Saved entries
----------------------------------------
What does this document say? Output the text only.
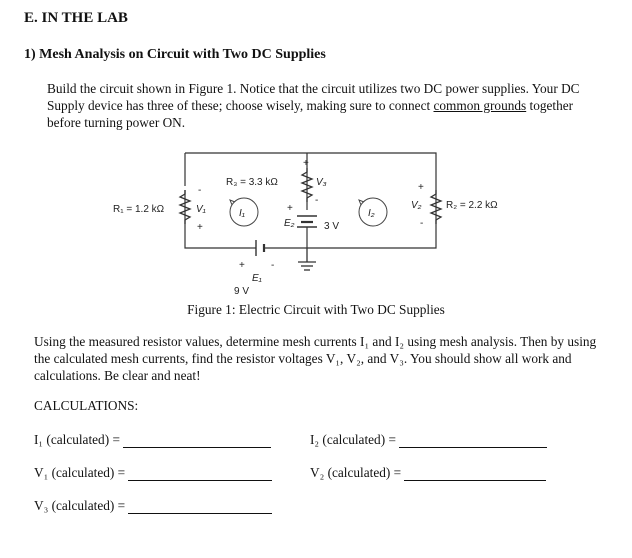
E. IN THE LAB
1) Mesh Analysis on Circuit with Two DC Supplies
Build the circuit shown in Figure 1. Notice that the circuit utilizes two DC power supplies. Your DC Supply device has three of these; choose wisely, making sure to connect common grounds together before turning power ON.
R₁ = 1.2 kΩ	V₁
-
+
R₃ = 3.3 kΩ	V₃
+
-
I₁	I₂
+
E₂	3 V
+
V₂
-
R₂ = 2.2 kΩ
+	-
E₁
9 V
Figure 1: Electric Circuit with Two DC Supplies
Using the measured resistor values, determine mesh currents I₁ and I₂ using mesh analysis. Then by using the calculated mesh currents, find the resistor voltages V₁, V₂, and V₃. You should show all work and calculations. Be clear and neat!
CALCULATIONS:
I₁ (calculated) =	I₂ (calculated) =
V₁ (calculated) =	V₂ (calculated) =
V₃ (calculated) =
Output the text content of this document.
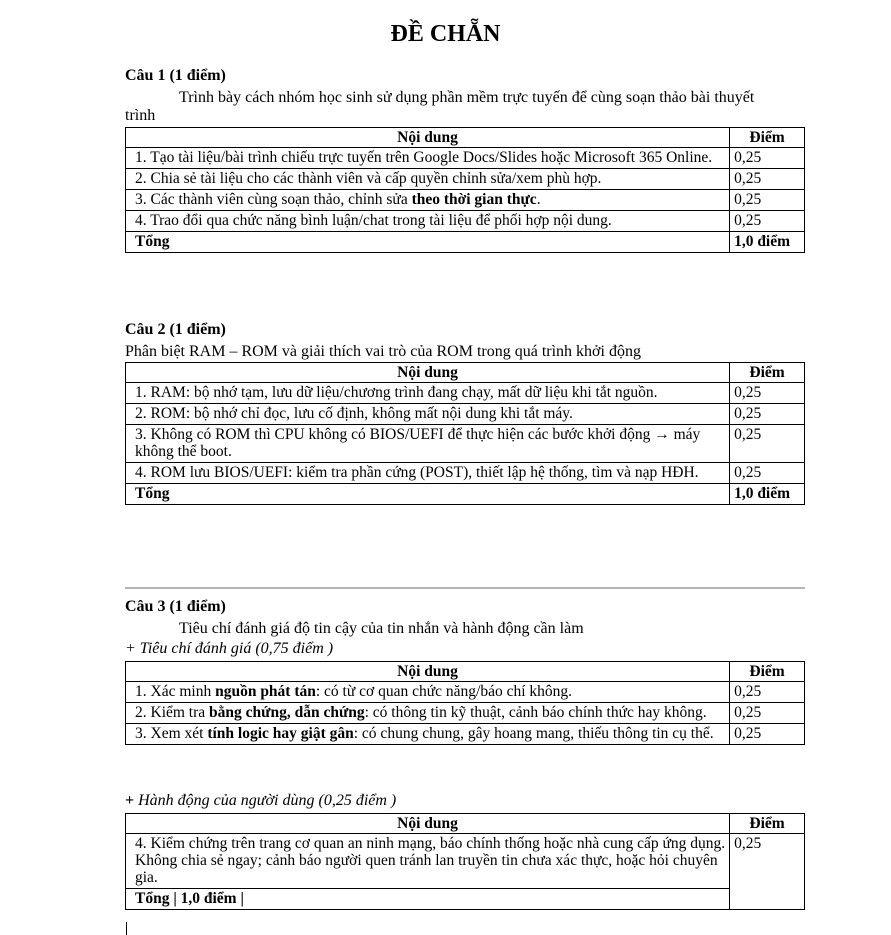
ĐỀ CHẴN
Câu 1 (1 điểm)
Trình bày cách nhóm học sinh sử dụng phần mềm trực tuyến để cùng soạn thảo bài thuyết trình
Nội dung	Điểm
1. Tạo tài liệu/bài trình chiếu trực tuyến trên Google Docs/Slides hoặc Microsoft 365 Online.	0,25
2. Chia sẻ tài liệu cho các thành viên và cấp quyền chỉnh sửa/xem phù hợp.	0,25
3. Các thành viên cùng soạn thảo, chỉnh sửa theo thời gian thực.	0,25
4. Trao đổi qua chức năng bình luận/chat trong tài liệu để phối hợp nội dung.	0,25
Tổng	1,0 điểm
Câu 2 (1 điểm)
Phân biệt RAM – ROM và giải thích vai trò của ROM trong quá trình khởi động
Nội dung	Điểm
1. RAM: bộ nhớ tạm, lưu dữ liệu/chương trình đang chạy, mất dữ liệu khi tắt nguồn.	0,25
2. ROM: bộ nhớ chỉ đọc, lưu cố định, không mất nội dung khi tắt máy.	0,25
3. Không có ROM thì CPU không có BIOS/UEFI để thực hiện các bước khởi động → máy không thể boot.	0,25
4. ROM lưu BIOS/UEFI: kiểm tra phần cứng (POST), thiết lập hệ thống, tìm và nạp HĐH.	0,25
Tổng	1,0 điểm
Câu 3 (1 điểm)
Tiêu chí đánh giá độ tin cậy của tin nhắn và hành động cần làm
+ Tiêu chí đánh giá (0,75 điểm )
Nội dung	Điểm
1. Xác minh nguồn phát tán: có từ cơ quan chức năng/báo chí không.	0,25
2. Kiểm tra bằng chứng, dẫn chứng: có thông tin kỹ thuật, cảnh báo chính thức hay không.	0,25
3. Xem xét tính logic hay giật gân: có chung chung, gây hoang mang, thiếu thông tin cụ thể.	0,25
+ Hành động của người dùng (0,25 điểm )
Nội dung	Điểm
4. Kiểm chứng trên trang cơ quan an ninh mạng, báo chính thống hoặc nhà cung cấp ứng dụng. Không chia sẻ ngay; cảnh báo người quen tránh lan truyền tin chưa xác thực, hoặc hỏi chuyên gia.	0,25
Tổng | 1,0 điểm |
----------------------------------------
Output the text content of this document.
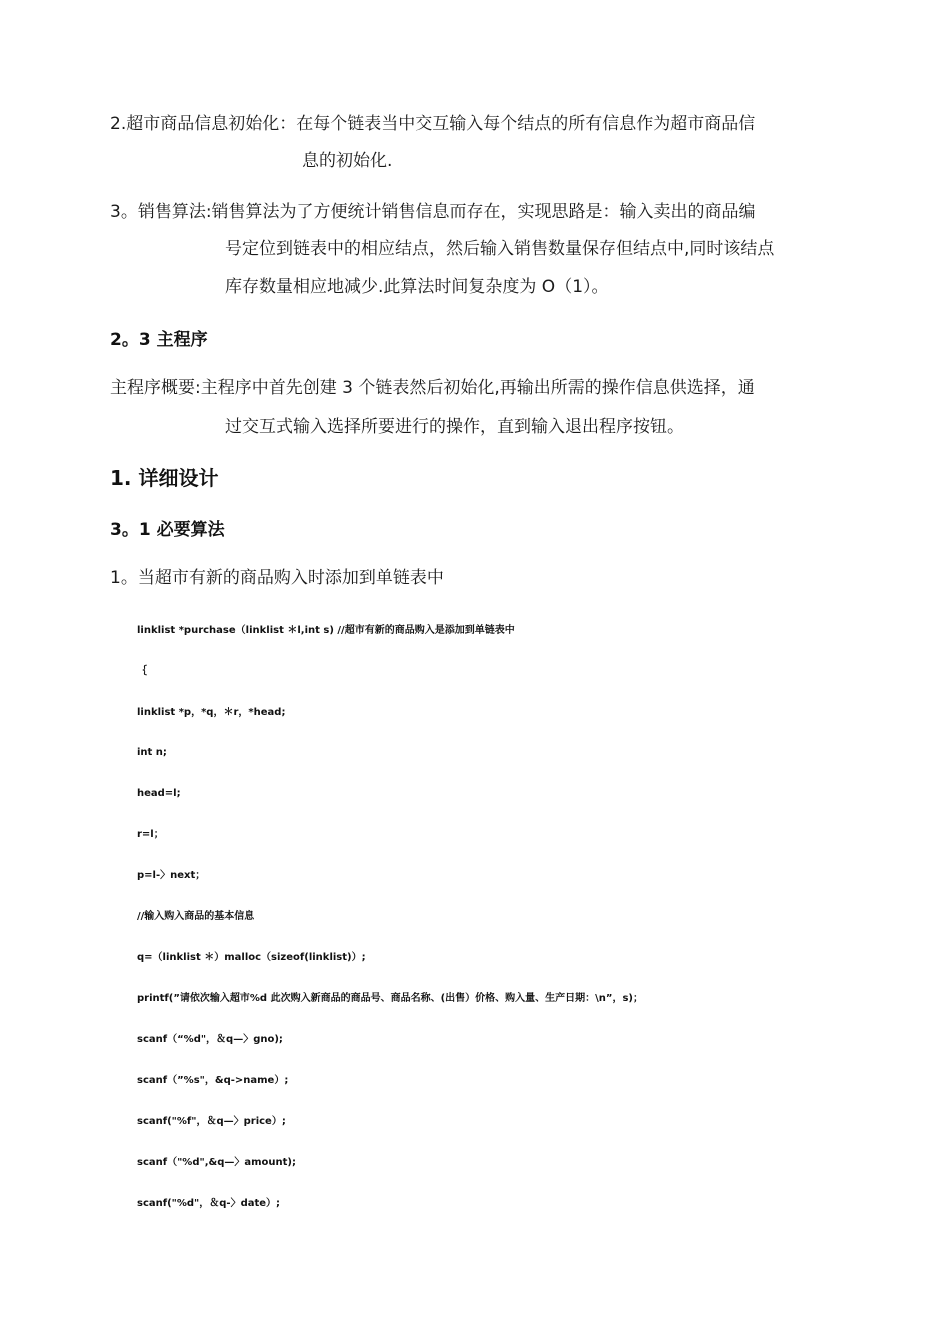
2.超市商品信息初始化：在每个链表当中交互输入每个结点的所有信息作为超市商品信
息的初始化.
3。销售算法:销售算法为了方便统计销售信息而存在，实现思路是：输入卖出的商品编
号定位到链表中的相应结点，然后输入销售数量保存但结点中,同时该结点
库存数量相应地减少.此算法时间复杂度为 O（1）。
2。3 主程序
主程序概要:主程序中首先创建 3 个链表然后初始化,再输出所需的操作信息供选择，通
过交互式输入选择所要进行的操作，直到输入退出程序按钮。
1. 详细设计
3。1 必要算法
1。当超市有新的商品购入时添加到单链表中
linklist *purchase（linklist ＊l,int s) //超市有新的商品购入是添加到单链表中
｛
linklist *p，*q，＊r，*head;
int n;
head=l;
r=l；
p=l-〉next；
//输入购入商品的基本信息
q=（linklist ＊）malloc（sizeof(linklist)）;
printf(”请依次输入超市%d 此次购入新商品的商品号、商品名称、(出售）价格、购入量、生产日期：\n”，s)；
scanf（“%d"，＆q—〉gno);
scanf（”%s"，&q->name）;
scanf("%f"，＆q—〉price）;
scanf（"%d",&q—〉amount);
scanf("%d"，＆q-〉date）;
----------------------------------------
◆ **PROBLEM REQUIREMENTS**: Where a line of the data holds "nguồn", show that line.

◆ **WRITTEN ANSWER**:
1. RAM: bộ nhớ tạm, lưu dữ liệu/chương trình đang chạy, mất dữ liệu khi tắt nguồn.	0,25
1. Xác minh nguồn phát tán: có từ cơ quan chức năng/báo chí không.	0,25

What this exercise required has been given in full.